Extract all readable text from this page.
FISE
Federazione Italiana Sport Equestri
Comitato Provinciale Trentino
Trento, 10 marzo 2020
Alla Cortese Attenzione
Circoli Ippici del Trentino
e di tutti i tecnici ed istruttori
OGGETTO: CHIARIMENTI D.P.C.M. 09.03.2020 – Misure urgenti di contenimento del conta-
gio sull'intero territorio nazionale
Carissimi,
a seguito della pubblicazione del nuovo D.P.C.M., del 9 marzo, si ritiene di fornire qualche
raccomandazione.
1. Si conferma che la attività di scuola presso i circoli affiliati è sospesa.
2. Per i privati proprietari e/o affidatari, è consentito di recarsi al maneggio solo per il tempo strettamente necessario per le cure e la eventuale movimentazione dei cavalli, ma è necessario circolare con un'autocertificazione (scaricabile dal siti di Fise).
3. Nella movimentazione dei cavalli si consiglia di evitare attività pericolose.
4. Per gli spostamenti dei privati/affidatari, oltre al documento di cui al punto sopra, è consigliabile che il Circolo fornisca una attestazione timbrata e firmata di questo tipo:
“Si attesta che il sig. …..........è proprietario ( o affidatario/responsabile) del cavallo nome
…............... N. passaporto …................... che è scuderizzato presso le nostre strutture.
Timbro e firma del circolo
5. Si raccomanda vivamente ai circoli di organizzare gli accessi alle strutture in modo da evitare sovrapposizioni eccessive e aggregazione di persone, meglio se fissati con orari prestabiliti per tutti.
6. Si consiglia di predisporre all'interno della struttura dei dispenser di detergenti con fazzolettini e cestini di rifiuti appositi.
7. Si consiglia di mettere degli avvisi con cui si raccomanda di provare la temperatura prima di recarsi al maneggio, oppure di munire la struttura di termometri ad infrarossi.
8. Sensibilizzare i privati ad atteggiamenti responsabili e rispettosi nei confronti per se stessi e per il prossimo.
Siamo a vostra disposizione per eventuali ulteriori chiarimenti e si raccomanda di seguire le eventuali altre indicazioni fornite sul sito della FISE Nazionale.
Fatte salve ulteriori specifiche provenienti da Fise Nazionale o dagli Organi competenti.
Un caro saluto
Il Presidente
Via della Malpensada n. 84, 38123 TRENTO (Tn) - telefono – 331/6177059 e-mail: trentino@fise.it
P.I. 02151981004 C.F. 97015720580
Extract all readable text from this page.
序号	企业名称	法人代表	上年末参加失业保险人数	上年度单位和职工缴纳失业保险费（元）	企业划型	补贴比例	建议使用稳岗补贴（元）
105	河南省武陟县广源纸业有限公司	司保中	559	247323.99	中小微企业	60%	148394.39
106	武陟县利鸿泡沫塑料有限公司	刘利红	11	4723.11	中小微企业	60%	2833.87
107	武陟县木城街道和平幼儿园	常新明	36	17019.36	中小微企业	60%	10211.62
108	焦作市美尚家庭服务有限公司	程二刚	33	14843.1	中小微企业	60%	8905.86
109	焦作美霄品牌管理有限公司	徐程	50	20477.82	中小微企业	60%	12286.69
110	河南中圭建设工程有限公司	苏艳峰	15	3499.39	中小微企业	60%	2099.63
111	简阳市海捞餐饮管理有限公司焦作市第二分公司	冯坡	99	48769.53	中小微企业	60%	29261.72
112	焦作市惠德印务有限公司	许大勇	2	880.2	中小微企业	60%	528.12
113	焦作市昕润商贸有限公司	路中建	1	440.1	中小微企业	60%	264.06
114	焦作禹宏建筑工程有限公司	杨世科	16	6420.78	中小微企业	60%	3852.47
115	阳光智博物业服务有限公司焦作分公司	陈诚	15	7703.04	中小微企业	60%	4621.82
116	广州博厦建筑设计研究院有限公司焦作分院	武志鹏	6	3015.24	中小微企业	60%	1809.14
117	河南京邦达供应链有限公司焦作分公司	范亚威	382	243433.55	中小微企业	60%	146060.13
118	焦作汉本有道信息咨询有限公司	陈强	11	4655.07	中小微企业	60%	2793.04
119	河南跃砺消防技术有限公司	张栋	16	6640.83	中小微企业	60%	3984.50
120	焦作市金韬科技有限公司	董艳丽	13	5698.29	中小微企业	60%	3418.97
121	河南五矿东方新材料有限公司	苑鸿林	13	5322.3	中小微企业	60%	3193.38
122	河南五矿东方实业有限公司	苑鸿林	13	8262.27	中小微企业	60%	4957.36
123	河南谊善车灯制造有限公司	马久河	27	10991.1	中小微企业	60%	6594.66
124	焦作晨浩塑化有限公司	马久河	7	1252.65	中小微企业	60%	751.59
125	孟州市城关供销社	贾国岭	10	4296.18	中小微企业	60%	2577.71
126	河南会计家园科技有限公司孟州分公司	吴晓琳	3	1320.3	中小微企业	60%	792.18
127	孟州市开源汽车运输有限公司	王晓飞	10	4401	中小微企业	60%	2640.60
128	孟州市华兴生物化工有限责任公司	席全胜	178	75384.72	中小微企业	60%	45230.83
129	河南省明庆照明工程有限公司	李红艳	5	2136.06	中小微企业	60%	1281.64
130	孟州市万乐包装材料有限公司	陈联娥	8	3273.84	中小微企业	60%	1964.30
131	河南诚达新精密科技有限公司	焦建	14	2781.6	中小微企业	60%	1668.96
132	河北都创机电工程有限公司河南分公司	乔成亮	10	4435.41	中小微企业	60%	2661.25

□ □ □

__Request__
Extract all lines as given.

__Solution to this exercise__
Extract all readable text from this page.
FISE
Federazione Italiana Sport Equestri
Comitato Provinciale Trentino
Trento, 10 marzo 2020
Alla Cortese Attenzione
Circoli Ippici del Trentino
e di tutti i tecnici ed istruttori
OGGETTO: CHIARIMENTI D.P.C.M. 09.03.2020 – Misure urgenti di contenimento del conta-
gio sull'intero territorio nazionale
Carissimi,
a seguito della pubblicazione del nuovo D.P.C.M., del 9 marzo, si ritiene di fornire qualche
raccomandazione.
1. Si conferma che la attività di scuola presso i circoli affiliati è sospesa.
2. Per i privati proprietari e/o affidatari, è consentito di recarsi al maneggio solo per il tempo strettamente necessario per le cure e la eventuale movimentazione dei cavalli, ma è necessario circolare con un'autocertificazione (scaricabile dal siti di Fise).
3. Nella movimentazione dei cavalli si consiglia di evitare attività pericolose.
4. Per gli spostamenti dei privati/affidatari, oltre al documento di cui al punto sopra, è consigliabile che il Circolo fornisca una attestazione timbrata e firmata di questo tipo:
“Si attesta che il sig. …..........è proprietario ( o affidatario/responsabile) del cavallo nome
…............... N. passaporto …................... che è scuderizzato presso le nostre strutture.
Timbro e firma del circolo
5. Si raccomanda vivamente ai circoli di organizzare gli accessi alle strutture in modo da evitare sovrapposizioni eccessive e aggregazione di persone, meglio se fissati con orari prestabiliti per tutti.
6. Si consiglia di predisporre all'interno della struttura dei dispenser di detergenti con fazzolettini e cestini di rifiuti appositi.
7. Si consiglia di mettere degli avvisi con cui si raccomanda di provare la temperatura prima di recarsi al maneggio, oppure di munire la struttura di termometri ad infrarossi.
8. Sensibilizzare i privati ad atteggiamenti responsabili e rispettosi nei confronti per se stessi e per il prossimo.
Siamo a vostra disposizione per eventuali ulteriori chiarimenti e si raccomanda di seguire le eventuali altre indicazioni fornite sul sito della FISE Nazionale.
Fatte salve ulteriori specifiche provenienti da Fise Nazionale o dagli Organi competenti.
Un caro saluto
Il Presidente
Via della Malpensada n. 84, 38123 TRENTO (Tn) - telefono – 331/6177059 e-mail: trentino@fise.it
P.I. 02151981004 C.F. 97015720580
Extract all readable text from this page.
序号	企业名称	法人代表	上年末参加失业保险人数	上年度单位和职工缴纳失业保险费（元）	企业划型	补贴比例	建议使用稳岗补贴（元）
105	河南省武陟县广源纸业有限公司	司保中	559	247323.99	中小微企业	60%	148394.39
106	武陟县利鸿泡沫塑料有限公司	刘利红	11	4723.11	中小微企业	60%	2833.87
107	武陟县木城街道和平幼儿园	常新明	36	17019.36	中小微企业	60%	10211.62
108	焦作市美尚家庭服务有限公司	程二刚	33	14843.1	中小微企业	60%	8905.86
109	焦作美霄品牌管理有限公司	徐程	50	20477.82	中小微企业	60%	12286.69
110	河南中圭建设工程有限公司	苏艳峰	15	3499.39	中小微企业	60%	2099.63
111	简阳市海捞餐饮管理有限公司焦作市第二分公司	冯坡	99	48769.53	中小微企业	60%	29261.72
112	焦作市惠德印务有限公司	许大勇	2	880.2	中小微企业	60%	528.12
113	焦作市昕润商贸有限公司	路中建	1	440.1	中小微企业	60%	264.06
114	焦作禹宏建筑工程有限公司	杨世科	16	6420.78	中小微企业	60%	3852.47
115	阳光智博物业服务有限公司焦作分公司	陈诚	15	7703.04	中小微企业	60%	4621.82
116	广州博厦建筑设计研究院有限公司焦作分院	武志鹏	6	3015.24	中小微企业	60%	1809.14
117	河南京邦达供应链有限公司焦作分公司	范亚威	382	243433.55	中小微企业	60%	146060.13
118	焦作汉本有道信息咨询有限公司	陈强	11	4655.07	中小微企业	60%	2793.04
119	河南跃砺消防技术有限公司	张栋	16	6640.83	中小微企业	60%	3984.50
120	焦作市金韬科技有限公司	董艳丽	13	5698.29	中小微企业	60%	3418.97
121	河南五矿东方新材料有限公司	苑鸿林	13	5322.3	中小微企业	60%	3193.38
122	河南五矿东方实业有限公司	苑鸿林	13	8262.27	中小微企业	60%	4957.36
123	河南谊善车灯制造有限公司	马久河	27	10991.1	中小微企业	60%	6594.66
124	焦作晨浩塑化有限公司	马久河	7	1252.65	中小微企业	60%	751.59
125	孟州市城关供销社	贾国岭	10	4296.18	中小微企业	60%	2577.71
126	河南会计家园科技有限公司孟州分公司	吴晓琳	3	1320.3	中小微企业	60%	792.18
127	孟州市开源汽车运输有限公司	王晓飞	10	4401	中小微企业	60%	2640.60
128	孟州市华兴生物化工有限责任公司	席全胜	178	75384.72	中小微企业	60%	45230.83
129	河南省明庆照明工程有限公司	李红艳	5	2136.06	中小微企业	60%	1281.64
130	孟州市万乐包装材料有限公司	陈联娥	8	3273.84	中小微企业	60%	1964.30
131	河南诚达新精密科技有限公司	焦建	14	2781.6	中小微企业	60%	1668.96
132	河北都创机电工程有限公司河南分公司	乔成亮	10	4435.41	中小微企业	60%	2661.25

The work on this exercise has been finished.